__What to do__
Drop every picture, then transcribe the remaining data exactly.

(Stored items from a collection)
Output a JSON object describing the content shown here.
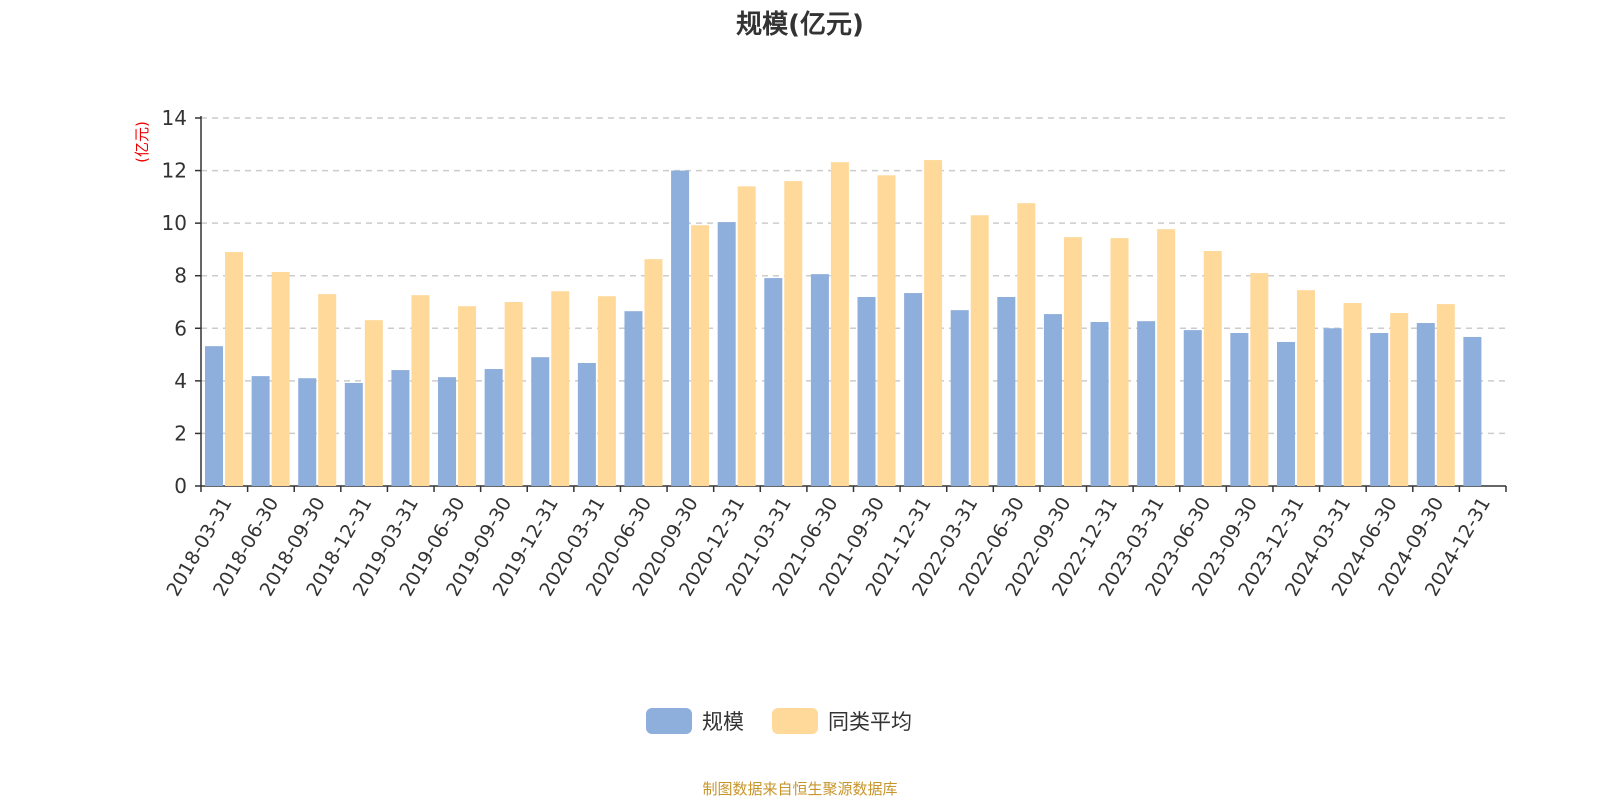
{
  "chart_data": {
    "type": "bar",
    "title": "规模(亿元)",
    "ylabel": "(亿元)",
    "ylim": [
      0,
      14
    ],
    "yticks": [
      0,
      2,
      4,
      6,
      8,
      10,
      12,
      14
    ],
    "grid": true,
    "legend_position": "bottom",
    "categories": [
      "2018-03-31",
      "2018-06-30",
      "2018-09-30",
      "2018-12-31",
      "2019-03-31",
      "2019-06-30",
      "2019-09-30",
      "2019-12-31",
      "2020-03-31",
      "2020-06-30",
      "2020-09-30",
      "2020-12-31",
      "2021-03-31",
      "2021-06-30",
      "2021-09-30",
      "2021-12-31",
      "2022-03-31",
      "2022-06-30",
      "2022-09-30",
      "2022-12-31",
      "2023-03-31",
      "2023-06-30",
      "2023-09-30",
      "2023-12-31",
      "2024-03-31",
      "2024-06-30",
      "2024-09-30",
      "2024-12-31"
    ],
    "series": [
      {
        "name": "规模",
        "color": "#8eaedb",
        "values": [
          5.32,
          4.18,
          4.1,
          3.92,
          4.41,
          4.14,
          4.45,
          4.9,
          4.68,
          6.65,
          12.0,
          10.04,
          7.91,
          8.06,
          7.19,
          7.34,
          6.69,
          7.19,
          6.54,
          6.24,
          6.27,
          5.93,
          5.82,
          5.48,
          6.0,
          5.82,
          6.2,
          5.67
        ]
      },
      {
        "name": "同类平均",
        "color": "#ffd99a",
        "values": [
          8.9,
          8.14,
          7.3,
          6.31,
          7.26,
          6.84,
          7.0,
          7.41,
          7.22,
          8.63,
          9.92,
          11.4,
          11.6,
          12.32,
          11.82,
          12.4,
          10.3,
          10.76,
          9.47,
          9.43,
          9.77,
          8.94,
          8.1,
          7.45,
          6.96,
          6.58,
          6.92,
          null
        ]
      }
    ]
  },
  "footer": "制图数据来自恒生聚源数据库"
}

__The completed task__
Output a JSON object describing the content shown here.
{
  "chart_data": {
    "type": "bar",
    "title": "规模(亿元)",
    "ylabel": "(亿元)",
    "ylim": [
      0,
      14
    ],
    "yticks": [
      0,
      2,
      4,
      6,
      8,
      10,
      12,
      14
    ],
    "grid": true,
    "legend_position": "bottom",
    "categories": [
      "2018-03-31",
      "2018-06-30",
      "2018-09-30",
      "2018-12-31",
      "2019-03-31",
      "2019-06-30",
      "2019-09-30",
      "2019-12-31",
      "2020-03-31",
      "2020-06-30",
      "2020-09-30",
      "2020-12-31",
      "2021-03-31",
      "2021-06-30",
      "2021-09-30",
      "2021-12-31",
      "2022-03-31",
      "2022-06-30",
      "2022-09-30",
      "2022-12-31",
      "2023-03-31",
      "2023-06-30",
      "2023-09-30",
      "2023-12-31",
      "2024-03-31",
      "2024-06-30",
      "2024-09-30",
      "2024-12-31"
    ],
    "series": [
      {
        "name": "规模",
        "color": "#8eaedb",
        "values": [
          5.32,
          4.18,
          4.1,
          3.92,
          4.41,
          4.14,
          4.45,
          4.9,
          4.68,
          6.65,
          12.0,
          10.04,
          7.91,
          8.06,
          7.19,
          7.34,
          6.69,
          7.19,
          6.54,
          6.24,
          6.27,
          5.93,
          5.82,
          5.48,
          6.0,
          5.82,
          6.2,
          5.67
        ]
      },
      {
        "name": "同类平均",
        "color": "#ffd99a",
        "values": [
          8.9,
          8.14,
          7.3,
          6.31,
          7.26,
          6.84,
          7.0,
          7.41,
          7.22,
          8.63,
          9.92,
          11.4,
          11.6,
          12.32,
          11.82,
          12.4,
          10.3,
          10.76,
          9.47,
          9.43,
          9.77,
          8.94,
          8.1,
          7.45,
          6.96,
          6.58,
          6.92,
          null
        ]
      }
    ]
  },
  "footer": "制图数据来自恒生聚源数据库"
}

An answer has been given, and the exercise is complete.